───── Dataset excerpts
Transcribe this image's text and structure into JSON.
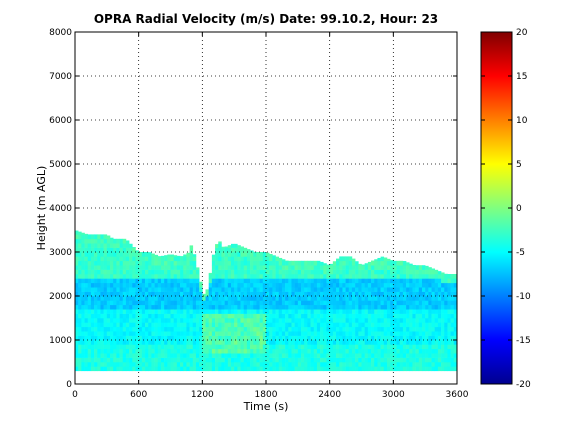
{
  "chart_data": {
    "type": "heatmap",
    "title": "OPRA Radial Velocity (m/s)  Date: 99.10.2, Hour: 23",
    "xlabel": "Time (s)",
    "ylabel": "Height (m AGL)",
    "xlim": [
      0,
      3600
    ],
    "ylim": [
      0,
      8000
    ],
    "xticks": [
      0,
      600,
      1200,
      1800,
      2400,
      3000,
      3600
    ],
    "yticks": [
      0,
      1000,
      2000,
      3000,
      4000,
      5000,
      6000,
      7000,
      8000
    ],
    "grid": true,
    "colorbar": {
      "colormap": "jet",
      "limits": [
        -20,
        20
      ],
      "ticks": [
        -20,
        -15,
        -10,
        -5,
        0,
        5,
        10,
        15,
        20
      ]
    },
    "data_bottom_m": 300,
    "echo_top_profile": {
      "x": [
        0,
        60,
        120,
        300,
        360,
        480,
        560,
        600,
        700,
        800,
        900,
        1000,
        1080,
        1100,
        1150,
        1180,
        1200,
        1230,
        1260,
        1300,
        1350,
        1400,
        1500,
        1600,
        1700,
        1800,
        1900,
        2000,
        2100,
        2200,
        2300,
        2400,
        2500,
        2600,
        2700,
        2800,
        2900,
        3000,
        3100,
        3200,
        3300,
        3400,
        3500,
        3600
      ],
      "y": [
        3500,
        3450,
        3400,
        3400,
        3300,
        3300,
        3100,
        3000,
        3000,
        2900,
        2950,
        2900,
        3000,
        3200,
        2700,
        2400,
        2100,
        2000,
        2300,
        2900,
        3300,
        3100,
        3200,
        3100,
        3000,
        3000,
        2900,
        2800,
        2800,
        2800,
        2800,
        2700,
        2900,
        2900,
        2700,
        2800,
        2900,
        2800,
        2800,
        2700,
        2700,
        2600,
        2500,
        2500
      ]
    },
    "velocity_layers": [
      {
        "from_m": 300,
        "to_m": 900,
        "value": -4
      },
      {
        "from_m": 900,
        "to_m": 1700,
        "value": -5
      },
      {
        "from_m": 1700,
        "to_m": 2400,
        "value": -7
      },
      {
        "from_m": 2400,
        "to_m": 3600,
        "value": -3
      }
    ],
    "weak_zone": {
      "x_from": 1200,
      "x_to": 1800,
      "y_from": 700,
      "y_to": 1600,
      "value": -2
    }
  }
}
──────────
▶ **Required task**
Repeat the material above word for word, please, apart from its images.

▶ **Task answer**
Transcribe this image's text and structure into JSON.
{
  "chart_data": {
    "type": "heatmap",
    "title": "OPRA Radial Velocity (m/s)  Date: 99.10.2, Hour: 23",
    "xlabel": "Time (s)",
    "ylabel": "Height (m AGL)",
    "xlim": [
      0,
      3600
    ],
    "ylim": [
      0,
      8000
    ],
    "xticks": [
      0,
      600,
      1200,
      1800,
      2400,
      3000,
      3600
    ],
    "yticks": [
      0,
      1000,
      2000,
      3000,
      4000,
      5000,
      6000,
      7000,
      8000
    ],
    "grid": true,
    "colorbar": {
      "colormap": "jet",
      "limits": [
        -20,
        20
      ],
      "ticks": [
        -20,
        -15,
        -10,
        -5,
        0,
        5,
        10,
        15,
        20
      ]
    },
    "data_bottom_m": 300,
    "echo_top_profile": {
      "x": [
        0,
        60,
        120,
        300,
        360,
        480,
        560,
        600,
        700,
        800,
        900,
        1000,
        1080,
        1100,
        1150,
        1180,
        1200,
        1230,
        1260,
        1300,
        1350,
        1400,
        1500,
        1600,
        1700,
        1800,
        1900,
        2000,
        2100,
        2200,
        2300,
        2400,
        2500,
        2600,
        2700,
        2800,
        2900,
        3000,
        3100,
        3200,
        3300,
        3400,
        3500,
        3600
      ],
      "y": [
        3500,
        3450,
        3400,
        3400,
        3300,
        3300,
        3100,
        3000,
        3000,
        2900,
        2950,
        2900,
        3000,
        3200,
        2700,
        2400,
        2100,
        2000,
        2300,
        2900,
        3300,
        3100,
        3200,
        3100,
        3000,
        3000,
        2900,
        2800,
        2800,
        2800,
        2800,
        2700,
        2900,
        2900,
        2700,
        2800,
        2900,
        2800,
        2800,
        2700,
        2700,
        2600,
        2500,
        2500
      ]
    },
    "velocity_layers": [
      {
        "from_m": 300,
        "to_m": 900,
        "value": -4
      },
      {
        "from_m": 900,
        "to_m": 1700,
        "value": -5
      },
      {
        "from_m": 1700,
        "to_m": 2400,
        "value": -7
      },
      {
        "from_m": 2400,
        "to_m": 3600,
        "value": -3
      }
    ],
    "weak_zone": {
      "x_from": 1200,
      "x_to": 1800,
      "y_from": 700,
      "y_to": 1600,
      "value": -2
    }
  }
}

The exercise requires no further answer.